> [Instructions for the task]: Starting at the line that holds "Read this page and output its text content.", restate every line word for word up to and including the last one in the listing below, and omit all pictures.

┄┄┄┄┄┄

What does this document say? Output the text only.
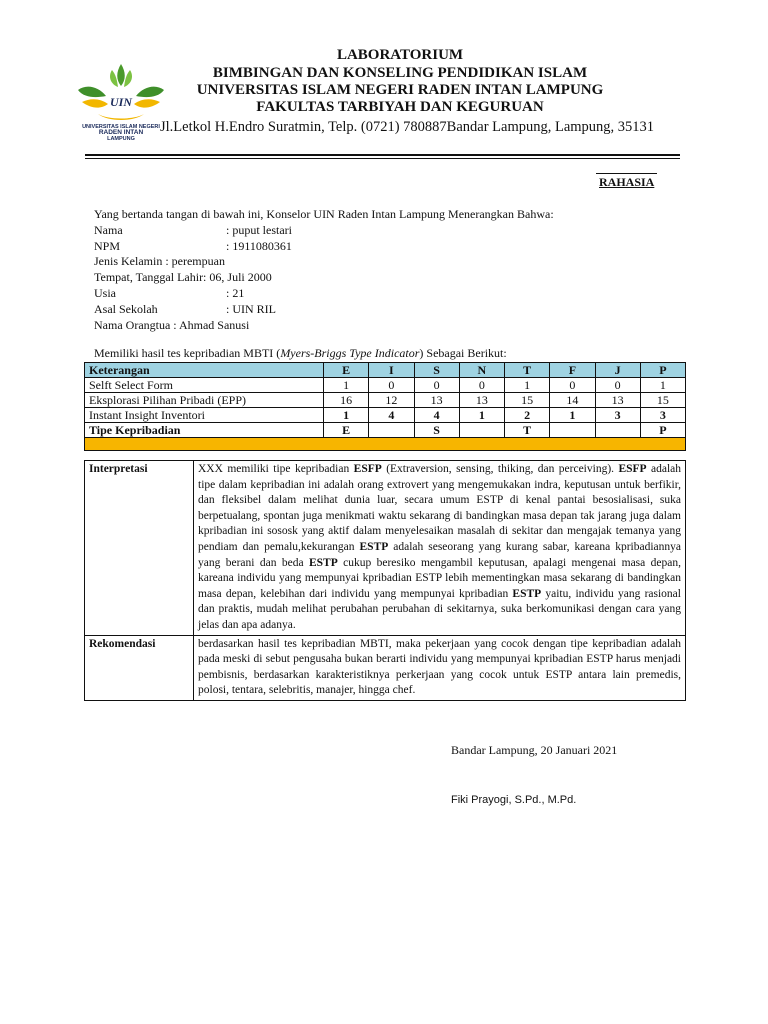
UIN
UNIVERSITAS ISLAM NEGERI
RADEN INTAN
LAMPUNG
LABORATORIUM
BIMBINGAN DAN KONSELING PENDIDIKAN ISLAM
UNIVERSITAS ISLAM NEGERI RADEN INTAN LAMPUNG
FAKULTAS TARBIYAH DAN KEGURUAN
Jl.Letkol H.Endro Suratmin, Telp. (0721) 780887Bandar Lampung, Lampung, 35131
RAHASIA
Yang bertanda tangan di bawah ini, Konselor UIN Raden Intan Lampung Menerangkan Bahwa:
Nama	: puput lestari
NPM	: 1911080361
Jenis Kelamin : perempuan
Tempat, Tanggal Lahir: 06, Juli 2000
Usia	: 21
Asal Sekolah	: UIN RIL
Nama Orangtua : Ahmad Sanusi
Memiliki hasil tes kepribadian MBTI (Myers-Briggs Type Indicator) Sebagai Berikut:
Keterangan	E	I	S	N	T	F	J	P
Selft Select Form	1	0	0	0	1	0	0	1
Eksplorasi Pilihan Pribadi (EPP)	16	12	13	13	15	14	13	15
Instant Insight Inventori	1	4	4	1	2	1	3	3
Tipe Kepribadian	E		S		T			P

Interpretasi	XXX memiliki tipe kepribadian ESFP (Extraversion, sensing, thiking, dan perceiving). ESFP adalah tipe dalam kepribadian ini adalah orang extrovert yang mengemukakan indra, keputusan untuk berfikir, dan fleksibel dalam melihat dunia luar, secara umum ESTP di kenal pantai besosialisasi, suka berpetualang, spontan juga menikmati waktu sekarang di bandingkan masa depan tak jarang juga dalam kpribadian ini sososk yang aktif dalam menyelesaikan masalah di sekitar dan mengajak temanya yang pendiam dan pemalu,kekurangan ESTP adalah seseorang yang kurang sabar, kareana kpribadiannya yang berani dan beda ESTP cukup beresiko mengambil keputusan, apalagi mengenai masa depan, kareana individu yang mempunyai kpribadian ESTP lebih mementingkan masa sekarang di bandingkan masa depan, kelebihan dari individu yang mempunyai kpribadian ESTP yaitu, individu yang rasional dan praktis, mudah melihat perubahan perubahan di sekitarnya, suka berkomunikasi dengan cara yang jelas dan apa adanya.
Rekomendasi	berdasarkan hasil tes kepribadian MBTI, maka pekerjaan yang cocok dengan tipe kepribadian adalah pada meski di sebut pengusaha bukan berarti individu yang mempunyai kpribadian ESTP harus menjadi pembisnis, berdasarkan karakteristiknya perkerjaan yang cocok untuk ESTP antara lain premedis, polosi, tentara, selebritis, manajer, hingga chef.
Bandar Lampung, 20 Januari 2021
Fiki Prayogi, S.Pd., M.Pd.
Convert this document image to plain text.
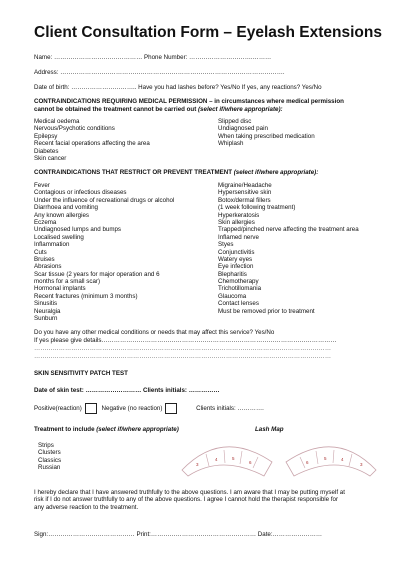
Client Consultation Form – Eyelash Extensions
Name: ……………………….…………… Phone Number: ………………………….………
Address: ……………………………………………………………………………………………….
Date of birth: ………………………….. Have you had lashes before? Yes/No If yes, any reactions? Yes/No
CONTRAINDICATIONS REQUIRING MEDICAL PERMISSION – in circumstances where medical permission
cannot be obtained the treatment cannot be carried out (select if/where appropriate):
Medical oedema
Nervous/Psychotic conditions
Epilepsy
Recent facial operations affecting the area
Diabetes
Skin cancer
Slipped disc
Undiagnosed pain
When taking prescribed medication
Whiplash
CONTRAINDICATIONS THAT RESTRICT OR PREVENT TREATMENT (select if/where appropriate):
Fever
Contagious or infectious diseases
Under the influence of recreational drugs or alcohol
Diarrhoea and vomiting
Any known allergies
Eczema
Undiagnosed lumps and bumps
Localised swelling
Inflammation
Cuts
Bruises
Abrasions
Scar tissue (2 years for major operation and 6
months for a small scar)
Hormonal implants
Recent fractures (minimum 3 months)
Sinusitis
Neuralgia
Sunburn
Migraine/Headache
Hypersensitive skin
Botox/dermal fillers
(1 week following treatment)
Hyperkeratosis
Skin allergies
Trapped/pinched nerve affecting the treatment area
Inflamed nerve
Styes
Conjunctivitis
Watery eyes
Eye infection
Blepharitis
Chemotherapy
Trichotillomania
Glaucoma
Contact lenses
Must be removed prior to treatment
Do you have any other medical conditions or needs that may affect this service? Yes/No
If yes please give details……………………………………………………………………………………………………
………………………………………………………………………………………………………………………………
………………………………………………………………………………………………………………………………
SKIN SENSITIVITY PATCH TEST
Date of skin test: ……………………… Clients initials: ……………
Positive(reaction)	Negative (no reaction)	Clients initials: ………….
Treatment to include (select if/where appropriate)	Lash Map
Strips
Clusters
Classics
Russian	3
4	5
6	6
5	4
3
I hereby declare that I have answered truthfully to the above questions. I am aware that I may be putting myself at
risk if I do not answer truthfully to any of the above questions. I agree I cannot hold the therapist responsible for
any adverse reaction to the treatment.
Sign:…………………………………… Print:…………………………………………… Date:……………………
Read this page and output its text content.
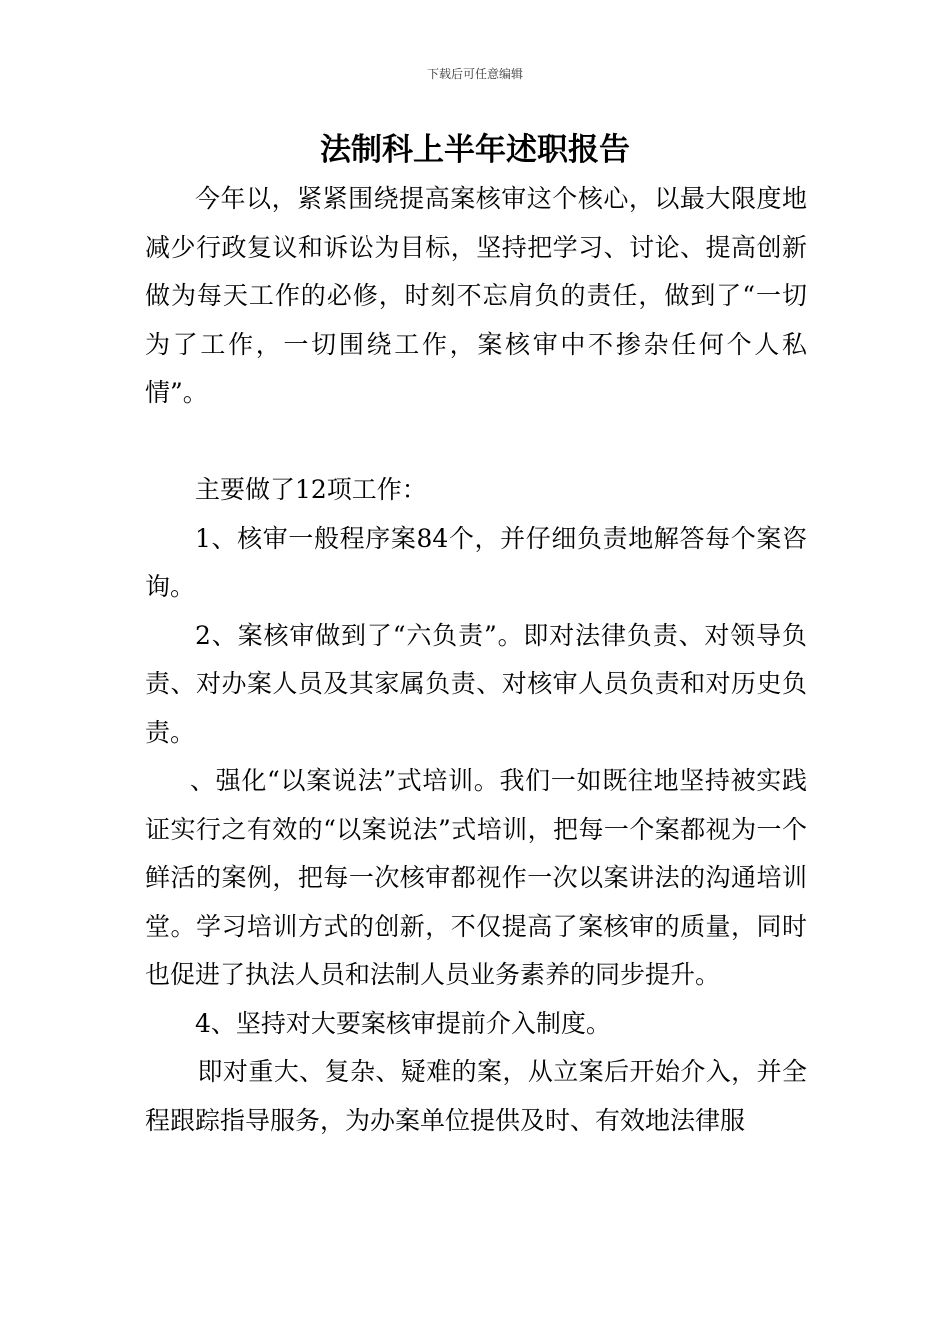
下载后可任意编辑
法制科上半年述职报告

今年以，紧紧围绕提高案核审这个核心，以最大限度地减少行政复议和诉讼为目标，坚持把学习、讨论、提高创新做为每天工作的必修，时刻不忘肩负的责任，做到了“一切为了工作，一切围绕工作，案核审中不掺杂任何个人私情”。

主要做了12项工作：

1、核审一般程序案84个，并仔细负责地解答每个案咨询。

2、案核审做到了“六负责”。即对法律负责、对领导负责、对办案人员及其家属负责、对核审人员负责和对历史负责。

、强化“以案说法”式培训。我们一如既往地坚持被实践证实行之有效的“以案说法”式培训，把每一个案都视为一个鲜活的案例，把每一次核审都视作一次以案讲法的沟通培训堂。学习培训方式的创新，不仅提高了案核审的质量，同时也促进了执法人员和法制人员业务素养的同步提升。

4、坚持对大要案核审提前介入制度。

即对重大、复杂、疑难的案，从立案后开始介入，并全程跟踪指导服务，为办案单位提供及时、有效地法律服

┄┄┄┄┄┄

> [Reply to the exercise]:
Read this page and output its text content.
下载后可任意编辑
法制科上半年述职报告

今年以，紧紧围绕提高案核审这个核心，以最大限度地减少行政复议和诉讼为目标，坚持把学习、讨论、提高创新做为每天工作的必修，时刻不忘肩负的责任，做到了“一切为了工作，一切围绕工作，案核审中不掺杂任何个人私情”。

主要做了12项工作：

1、核审一般程序案84个，并仔细负责地解答每个案咨询。

2、案核审做到了“六负责”。即对法律负责、对领导负责、对办案人员及其家属负责、对核审人员负责和对历史负责。

、强化“以案说法”式培训。我们一如既往地坚持被实践证实行之有效的“以案说法”式培训，把每一个案都视为一个鲜活的案例，把每一次核审都视作一次以案讲法的沟通培训堂。学习培训方式的创新，不仅提高了案核审的质量，同时也促进了执法人员和法制人员业务素养的同步提升。

4、坚持对大要案核审提前介入制度。

即对重大、复杂、疑难的案，从立案后开始介入，并全程跟踪指导服务，为办案单位提供及时、有效地法律服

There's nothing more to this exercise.